- _The problem_
Reproduce the entries exactly.

[Records from a collection of figures]
○ ○ ○ ○ ○

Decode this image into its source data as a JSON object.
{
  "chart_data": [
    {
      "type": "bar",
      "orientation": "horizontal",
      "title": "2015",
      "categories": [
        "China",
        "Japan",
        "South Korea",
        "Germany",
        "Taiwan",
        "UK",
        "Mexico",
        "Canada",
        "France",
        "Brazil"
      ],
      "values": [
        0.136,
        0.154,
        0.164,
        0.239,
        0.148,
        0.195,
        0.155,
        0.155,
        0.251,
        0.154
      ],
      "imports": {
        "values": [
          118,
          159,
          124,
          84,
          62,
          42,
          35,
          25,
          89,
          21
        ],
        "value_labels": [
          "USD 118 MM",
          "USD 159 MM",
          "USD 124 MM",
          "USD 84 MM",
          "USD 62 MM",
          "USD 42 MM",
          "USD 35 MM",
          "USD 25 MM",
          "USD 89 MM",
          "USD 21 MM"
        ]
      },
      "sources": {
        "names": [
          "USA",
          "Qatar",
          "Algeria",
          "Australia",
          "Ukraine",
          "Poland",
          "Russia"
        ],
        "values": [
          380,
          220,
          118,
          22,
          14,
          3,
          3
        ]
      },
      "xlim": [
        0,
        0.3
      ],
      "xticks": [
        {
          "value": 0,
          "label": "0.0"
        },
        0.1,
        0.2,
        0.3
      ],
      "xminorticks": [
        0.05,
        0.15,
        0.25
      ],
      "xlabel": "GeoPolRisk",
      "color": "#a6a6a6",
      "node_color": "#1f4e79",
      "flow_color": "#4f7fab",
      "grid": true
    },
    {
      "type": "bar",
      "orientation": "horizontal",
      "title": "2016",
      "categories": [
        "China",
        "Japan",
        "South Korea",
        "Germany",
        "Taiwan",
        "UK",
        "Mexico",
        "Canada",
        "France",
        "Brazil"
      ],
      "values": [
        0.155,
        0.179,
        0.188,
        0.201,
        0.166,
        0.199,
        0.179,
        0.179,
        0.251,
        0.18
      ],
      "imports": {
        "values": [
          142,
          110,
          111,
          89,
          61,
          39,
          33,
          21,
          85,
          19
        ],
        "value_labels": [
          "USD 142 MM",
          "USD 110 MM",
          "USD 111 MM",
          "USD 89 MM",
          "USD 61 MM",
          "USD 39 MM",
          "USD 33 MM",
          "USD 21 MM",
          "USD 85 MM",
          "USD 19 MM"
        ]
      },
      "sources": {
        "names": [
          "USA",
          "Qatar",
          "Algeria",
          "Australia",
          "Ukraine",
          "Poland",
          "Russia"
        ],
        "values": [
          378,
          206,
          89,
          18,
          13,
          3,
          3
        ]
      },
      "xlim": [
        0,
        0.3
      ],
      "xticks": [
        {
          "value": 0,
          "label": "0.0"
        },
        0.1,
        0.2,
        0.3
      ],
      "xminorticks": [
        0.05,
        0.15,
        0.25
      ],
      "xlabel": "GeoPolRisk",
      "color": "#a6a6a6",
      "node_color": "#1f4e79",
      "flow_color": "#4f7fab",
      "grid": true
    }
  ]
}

○ ○ ○ ○ ○

- _Expected output_
Decode this image into its source data as a JSON object.
{
  "chart_data": [
    {
      "type": "bar",
      "orientation": "horizontal",
      "title": "2015",
      "categories": [
        "China",
        "Japan",
        "South Korea",
        "Germany",
        "Taiwan",
        "UK",
        "Mexico",
        "Canada",
        "France",
        "Brazil"
      ],
      "values": [
        0.136,
        0.154,
        0.164,
        0.239,
        0.148,
        0.195,
        0.155,
        0.155,
        0.251,
        0.154
      ],
      "imports": {
        "values": [
          118,
          159,
          124,
          84,
          62,
          42,
          35,
          25,
          89,
          21
        ],
        "value_labels": [
          "USD 118 MM",
          "USD 159 MM",
          "USD 124 MM",
          "USD 84 MM",
          "USD 62 MM",
          "USD 42 MM",
          "USD 35 MM",
          "USD 25 MM",
          "USD 89 MM",
          "USD 21 MM"
        ]
      },
      "sources": {
        "names": [
          "USA",
          "Qatar",
          "Algeria",
          "Australia",
          "Ukraine",
          "Poland",
          "Russia"
        ],
        "values": [
          380,
          220,
          118,
          22,
          14,
          3,
          3
        ]
      },
      "xlim": [
        0,
        0.3
      ],
      "xticks": [
        {
          "value": 0,
          "label": "0.0"
        },
        0.1,
        0.2,
        0.3
      ],
      "xminorticks": [
        0.05,
        0.15,
        0.25
      ],
      "xlabel": "GeoPolRisk",
      "color": "#a6a6a6",
      "node_color": "#1f4e79",
      "flow_color": "#4f7fab",
      "grid": true
    },
    {
      "type": "bar",
      "orientation": "horizontal",
      "title": "2016",
      "categories": [
        "China",
        "Japan",
        "South Korea",
        "Germany",
        "Taiwan",
        "UK",
        "Mexico",
        "Canada",
        "France",
        "Brazil"
      ],
      "values": [
        0.155,
        0.179,
        0.188,
        0.201,
        0.166,
        0.199,
        0.179,
        0.179,
        0.251,
        0.18
      ],
      "imports": {
        "values": [
          142,
          110,
          111,
          89,
          61,
          39,
          33,
          21,
          85,
          19
        ],
        "value_labels": [
          "USD 142 MM",
          "USD 110 MM",
          "USD 111 MM",
          "USD 89 MM",
          "USD 61 MM",
          "USD 39 MM",
          "USD 33 MM",
          "USD 21 MM",
          "USD 85 MM",
          "USD 19 MM"
        ]
      },
      "sources": {
        "names": [
          "USA",
          "Qatar",
          "Algeria",
          "Australia",
          "Ukraine",
          "Poland",
          "Russia"
        ],
        "values": [
          378,
          206,
          89,
          18,
          13,
          3,
          3
        ]
      },
      "xlim": [
        0,
        0.3
      ],
      "xticks": [
        {
          "value": 0,
          "label": "0.0"
        },
        0.1,
        0.2,
        0.3
      ],
      "xminorticks": [
        0.05,
        0.15,
        0.25
      ],
      "xlabel": "GeoPolRisk",
      "color": "#a6a6a6",
      "node_color": "#1f4e79",
      "flow_color": "#4f7fab",
      "grid": true
    }
  ]
}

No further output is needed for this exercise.